» **Stated goal**
Will you output the entries below exactly, skipping every image they contain?

» **Stored data**
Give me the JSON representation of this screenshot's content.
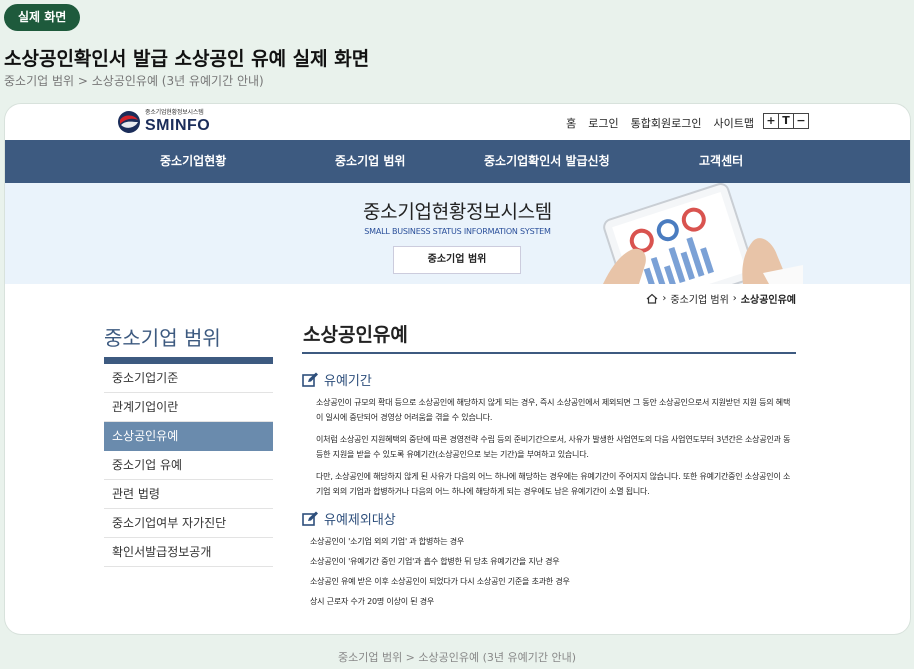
{
  "badge": "실제 화면",
  "heading": "소상공인확인서 발급 소상공인 유예 실제 화면",
  "breadcrumb": "중소기업 범위 > 소상공인유예 (3년 유예기간 안내)",
  "site": {
    "logo_small": "중소기업현황정보시스템",
    "logo_main": "SMINFO",
    "util": [
      "홈",
      "로그인",
      "통합회원로그인",
      "사이트맵"
    ],
    "font_buttons": [
      "+",
      "T",
      "−"
    ],
    "gnb": [
      "중소기업현황",
      "중소기업 범위",
      "중소기업확인서 발급신청",
      "고객센터"
    ],
    "hero_title": "중소기업현황정보시스템",
    "hero_sub": "SMALL BUSINESS STATUS INFORMATION SYSTEM",
    "hero_button": "중소기업 범위",
    "crumb": [
      "중소기업 범위",
      "소상공인유예"
    ]
  },
  "lnb": {
    "title": "중소기업 범위",
    "items": [
      "중소기업기준",
      "관계기업이란",
      "소상공인유예",
      "중소기업 유예",
      "관련 법령",
      "중소기업여부 자가진단",
      "확인서발급정보공개"
    ],
    "active_index": 2
  },
  "content": {
    "title": "소상공인유예",
    "sec1_title": "유예기간",
    "sec1_paras": [
      "소상공인이 규모의 확대 등으로 소상공인에 해당하지 않게 되는 경우, 즉시 소상공인에서 제외되면 그 동안 소상공인으로서 지원받던 지원 등의 혜택이 일시에 중단되어 경영상 어려움을 겪을 수 있습니다.",
      "이처럼 소상공인 지원혜택의 중단에 따른 경영전략 수립 등의 준비기간으로서, 사유가 발생한 사업연도의 다음 사업연도부터 3년간은 소상공인과 동등한 지원을 받을 수 있도록 유예기간(소상공인으로 보는 기간)을 부여하고 있습니다.",
      "다만, 소상공인에 해당하지 않게 된 사유가 다음의 어느 하나에 해당하는 경우에는 유예기간이 주어지지 않습니다. 또한 유예기간중인 소상공인이 소기업 외의 기업과 합병하거나 다음의 어느 하나에 해당하게 되는 경우에도 남은 유예기간이 소멸 됩니다."
    ],
    "sec2_title": "유예제외대상",
    "sec2_items": [
      "소상공인이 '소기업 외의 기업' 과 합병하는 경우",
      "소상공인이 '유예기간 중인 기업'과 흡수 합병한 뒤 당초 유예기간을 지난 경우",
      "소상공인 유예 받은 이후 소상공인이 되었다가 다시 소상공인 기준을 초과한 경우",
      "상시 근로자 수가 20명 이상이 된 경우"
    ]
  },
  "bottom_caption": "중소기업 범위 > 소상공인유예 (3년 유예기간 안내)"
}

» **Response**
Give me the JSON representation of this screenshot's content.
{
  "badge": "실제 화면",
  "heading": "소상공인확인서 발급 소상공인 유예 실제 화면",
  "breadcrumb": "중소기업 범위 > 소상공인유예 (3년 유예기간 안내)",
  "site": {
    "logo_small": "중소기업현황정보시스템",
    "logo_main": "SMINFO",
    "util": [
      "홈",
      "로그인",
      "통합회원로그인",
      "사이트맵"
    ],
    "font_buttons": [
      "+",
      "T",
      "−"
    ],
    "gnb": [
      "중소기업현황",
      "중소기업 범위",
      "중소기업확인서 발급신청",
      "고객센터"
    ],
    "hero_title": "중소기업현황정보시스템",
    "hero_sub": "SMALL BUSINESS STATUS INFORMATION SYSTEM",
    "hero_button": "중소기업 범위",
    "crumb": [
      "중소기업 범위",
      "소상공인유예"
    ]
  },
  "lnb": {
    "title": "중소기업 범위",
    "items": [
      "중소기업기준",
      "관계기업이란",
      "소상공인유예",
      "중소기업 유예",
      "관련 법령",
      "중소기업여부 자가진단",
      "확인서발급정보공개"
    ],
    "active_index": 2
  },
  "content": {
    "title": "소상공인유예",
    "sec1_title": "유예기간",
    "sec1_paras": [
      "소상공인이 규모의 확대 등으로 소상공인에 해당하지 않게 되는 경우, 즉시 소상공인에서 제외되면 그 동안 소상공인으로서 지원받던 지원 등의 혜택이 일시에 중단되어 경영상 어려움을 겪을 수 있습니다.",
      "이처럼 소상공인 지원혜택의 중단에 따른 경영전략 수립 등의 준비기간으로서, 사유가 발생한 사업연도의 다음 사업연도부터 3년간은 소상공인과 동등한 지원을 받을 수 있도록 유예기간(소상공인으로 보는 기간)을 부여하고 있습니다.",
      "다만, 소상공인에 해당하지 않게 된 사유가 다음의 어느 하나에 해당하는 경우에는 유예기간이 주어지지 않습니다. 또한 유예기간중인 소상공인이 소기업 외의 기업과 합병하거나 다음의 어느 하나에 해당하게 되는 경우에도 남은 유예기간이 소멸 됩니다."
    ],
    "sec2_title": "유예제외대상",
    "sec2_items": [
      "소상공인이 '소기업 외의 기업' 과 합병하는 경우",
      "소상공인이 '유예기간 중인 기업'과 흡수 합병한 뒤 당초 유예기간을 지난 경우",
      "소상공인 유예 받은 이후 소상공인이 되었다가 다시 소상공인 기준을 초과한 경우",
      "상시 근로자 수가 20명 이상이 된 경우"
    ]
  },
  "bottom_caption": "중소기업 범위 > 소상공인유예 (3년 유예기간 안내)"
}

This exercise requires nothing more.